• Information given
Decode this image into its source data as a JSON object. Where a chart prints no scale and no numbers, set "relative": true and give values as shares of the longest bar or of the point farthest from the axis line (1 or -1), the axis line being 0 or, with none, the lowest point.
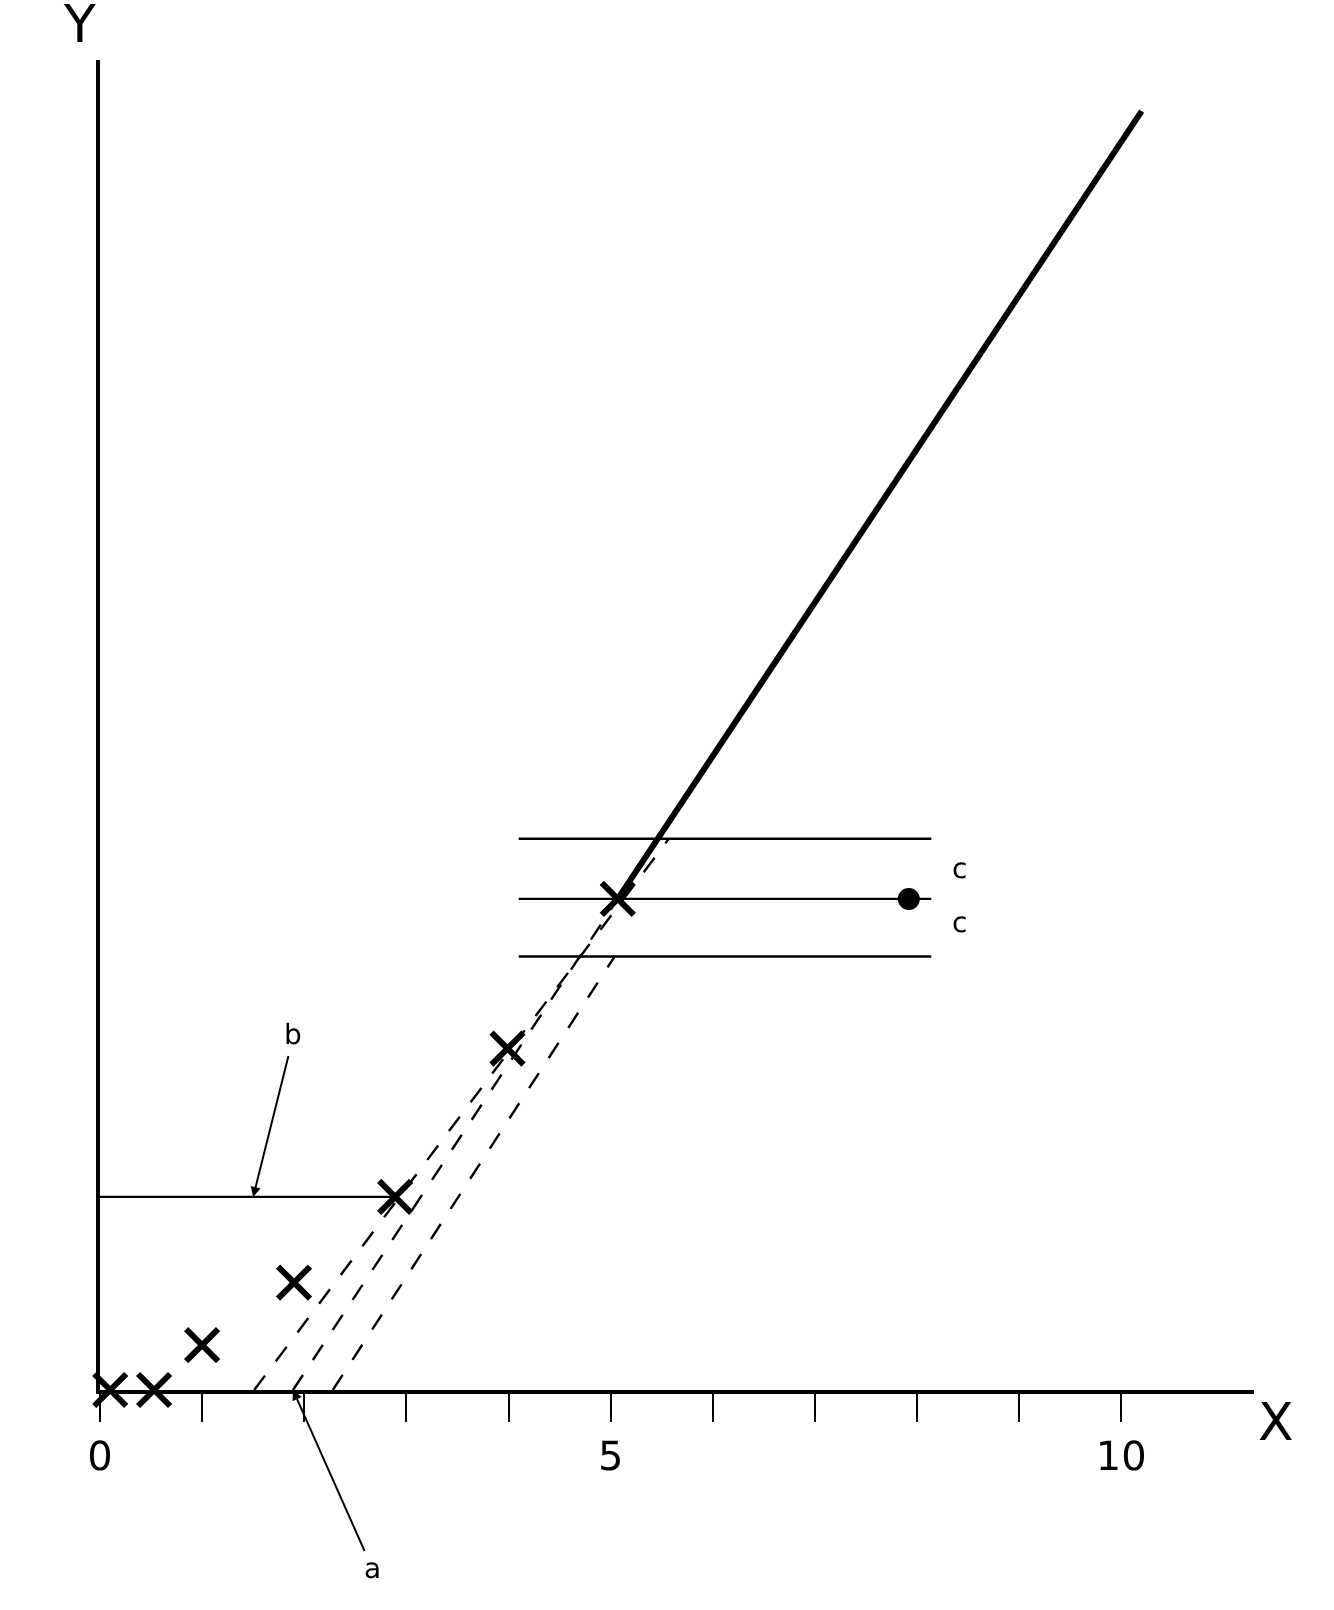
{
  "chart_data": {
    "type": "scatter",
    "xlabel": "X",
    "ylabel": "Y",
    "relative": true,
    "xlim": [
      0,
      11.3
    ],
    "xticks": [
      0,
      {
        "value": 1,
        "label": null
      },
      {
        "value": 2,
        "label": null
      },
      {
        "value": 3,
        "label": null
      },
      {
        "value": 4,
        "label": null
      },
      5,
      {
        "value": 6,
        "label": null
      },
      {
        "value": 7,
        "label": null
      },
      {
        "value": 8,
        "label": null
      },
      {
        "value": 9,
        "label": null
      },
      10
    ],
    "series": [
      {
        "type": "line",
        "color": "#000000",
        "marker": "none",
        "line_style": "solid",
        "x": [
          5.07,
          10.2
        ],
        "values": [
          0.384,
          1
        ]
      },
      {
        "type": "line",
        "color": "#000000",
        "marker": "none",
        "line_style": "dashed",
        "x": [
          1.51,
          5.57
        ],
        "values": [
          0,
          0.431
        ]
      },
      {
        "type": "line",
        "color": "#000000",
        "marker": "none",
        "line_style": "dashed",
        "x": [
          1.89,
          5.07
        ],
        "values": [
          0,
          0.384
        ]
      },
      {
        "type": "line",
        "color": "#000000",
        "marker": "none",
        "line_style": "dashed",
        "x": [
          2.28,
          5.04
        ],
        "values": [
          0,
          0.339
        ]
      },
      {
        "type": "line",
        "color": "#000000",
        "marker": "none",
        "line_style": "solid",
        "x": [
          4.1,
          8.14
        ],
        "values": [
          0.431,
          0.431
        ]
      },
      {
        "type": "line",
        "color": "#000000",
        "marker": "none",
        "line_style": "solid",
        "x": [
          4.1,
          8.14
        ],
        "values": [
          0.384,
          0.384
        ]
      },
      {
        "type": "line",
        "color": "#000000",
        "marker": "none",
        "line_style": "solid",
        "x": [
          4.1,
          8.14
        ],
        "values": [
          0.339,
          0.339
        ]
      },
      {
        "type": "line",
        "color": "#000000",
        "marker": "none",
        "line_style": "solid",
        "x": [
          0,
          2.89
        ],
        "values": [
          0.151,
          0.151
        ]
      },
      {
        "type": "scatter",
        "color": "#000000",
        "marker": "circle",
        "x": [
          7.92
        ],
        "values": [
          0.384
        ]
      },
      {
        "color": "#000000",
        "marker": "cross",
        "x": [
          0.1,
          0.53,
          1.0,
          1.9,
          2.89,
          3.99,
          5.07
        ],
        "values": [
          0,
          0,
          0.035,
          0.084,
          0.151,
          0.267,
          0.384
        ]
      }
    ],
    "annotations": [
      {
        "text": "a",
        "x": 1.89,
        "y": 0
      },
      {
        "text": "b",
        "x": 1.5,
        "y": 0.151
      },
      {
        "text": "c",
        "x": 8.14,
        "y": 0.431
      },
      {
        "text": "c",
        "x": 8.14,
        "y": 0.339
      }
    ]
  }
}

--

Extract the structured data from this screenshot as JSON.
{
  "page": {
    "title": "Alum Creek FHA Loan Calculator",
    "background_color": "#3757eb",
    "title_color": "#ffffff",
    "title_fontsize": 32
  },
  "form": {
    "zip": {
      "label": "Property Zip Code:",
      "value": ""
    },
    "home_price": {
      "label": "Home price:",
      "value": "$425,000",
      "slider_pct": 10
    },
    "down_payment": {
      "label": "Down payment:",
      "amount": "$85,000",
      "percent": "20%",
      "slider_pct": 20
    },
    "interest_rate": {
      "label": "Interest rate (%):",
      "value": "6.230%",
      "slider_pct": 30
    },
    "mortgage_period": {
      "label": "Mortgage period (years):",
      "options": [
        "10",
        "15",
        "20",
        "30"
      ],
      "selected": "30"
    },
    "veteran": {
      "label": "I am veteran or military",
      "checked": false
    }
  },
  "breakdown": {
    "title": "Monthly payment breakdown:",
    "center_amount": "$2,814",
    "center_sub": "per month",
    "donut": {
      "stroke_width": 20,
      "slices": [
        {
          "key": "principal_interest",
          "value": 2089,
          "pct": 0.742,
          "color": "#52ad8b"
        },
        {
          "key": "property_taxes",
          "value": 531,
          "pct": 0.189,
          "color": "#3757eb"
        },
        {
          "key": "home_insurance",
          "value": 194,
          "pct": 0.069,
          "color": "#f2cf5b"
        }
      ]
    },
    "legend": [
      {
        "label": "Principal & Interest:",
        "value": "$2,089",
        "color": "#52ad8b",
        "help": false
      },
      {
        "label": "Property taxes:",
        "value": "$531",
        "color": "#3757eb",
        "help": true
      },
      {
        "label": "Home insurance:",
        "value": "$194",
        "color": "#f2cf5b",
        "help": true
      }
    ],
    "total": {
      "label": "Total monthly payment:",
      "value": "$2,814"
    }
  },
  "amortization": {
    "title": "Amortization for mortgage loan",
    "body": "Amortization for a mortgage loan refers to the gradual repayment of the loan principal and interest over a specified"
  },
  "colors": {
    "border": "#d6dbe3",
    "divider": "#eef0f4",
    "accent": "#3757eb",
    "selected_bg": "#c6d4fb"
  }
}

...

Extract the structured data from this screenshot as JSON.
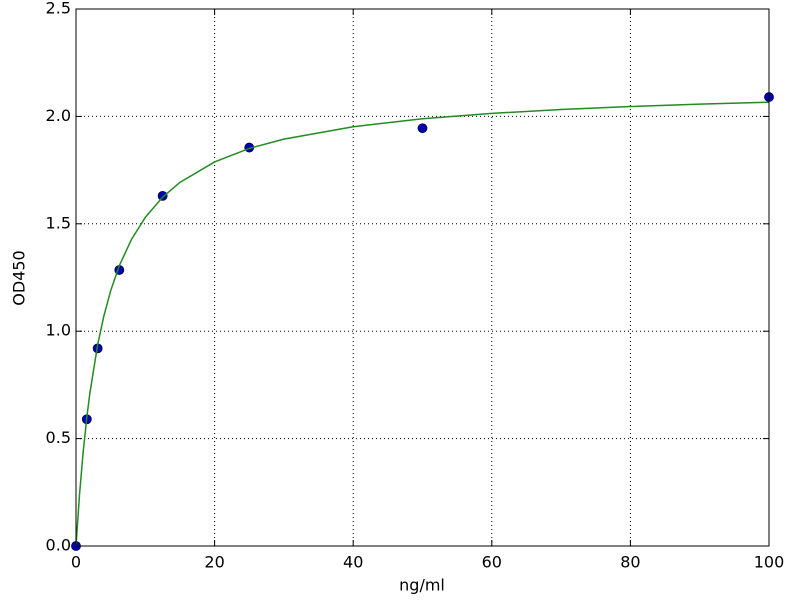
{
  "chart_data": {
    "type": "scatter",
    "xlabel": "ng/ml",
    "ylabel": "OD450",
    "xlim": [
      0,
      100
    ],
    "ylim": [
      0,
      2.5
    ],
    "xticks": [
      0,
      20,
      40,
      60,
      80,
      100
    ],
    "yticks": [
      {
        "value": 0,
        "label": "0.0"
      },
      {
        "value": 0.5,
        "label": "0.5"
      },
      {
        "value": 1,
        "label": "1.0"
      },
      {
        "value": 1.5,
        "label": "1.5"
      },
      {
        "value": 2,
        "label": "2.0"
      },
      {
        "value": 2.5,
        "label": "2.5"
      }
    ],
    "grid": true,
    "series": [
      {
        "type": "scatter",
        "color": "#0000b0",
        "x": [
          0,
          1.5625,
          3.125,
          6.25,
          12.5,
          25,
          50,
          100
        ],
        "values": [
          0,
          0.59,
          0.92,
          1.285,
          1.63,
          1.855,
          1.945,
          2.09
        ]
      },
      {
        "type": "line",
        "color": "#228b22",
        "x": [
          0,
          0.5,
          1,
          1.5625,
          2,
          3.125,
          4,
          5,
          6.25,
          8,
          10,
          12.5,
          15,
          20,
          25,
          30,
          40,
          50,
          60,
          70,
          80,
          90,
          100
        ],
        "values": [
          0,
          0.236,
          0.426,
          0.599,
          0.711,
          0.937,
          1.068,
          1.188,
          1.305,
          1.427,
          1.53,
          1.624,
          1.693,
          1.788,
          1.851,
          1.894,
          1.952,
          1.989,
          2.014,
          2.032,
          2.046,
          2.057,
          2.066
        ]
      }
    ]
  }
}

• Given problem
Note each line of the entries that has "breakdown" in it, and copy those lines.

• Solution to the exercise
  "breakdown": {
    "title": "Monthly payment breakdown:",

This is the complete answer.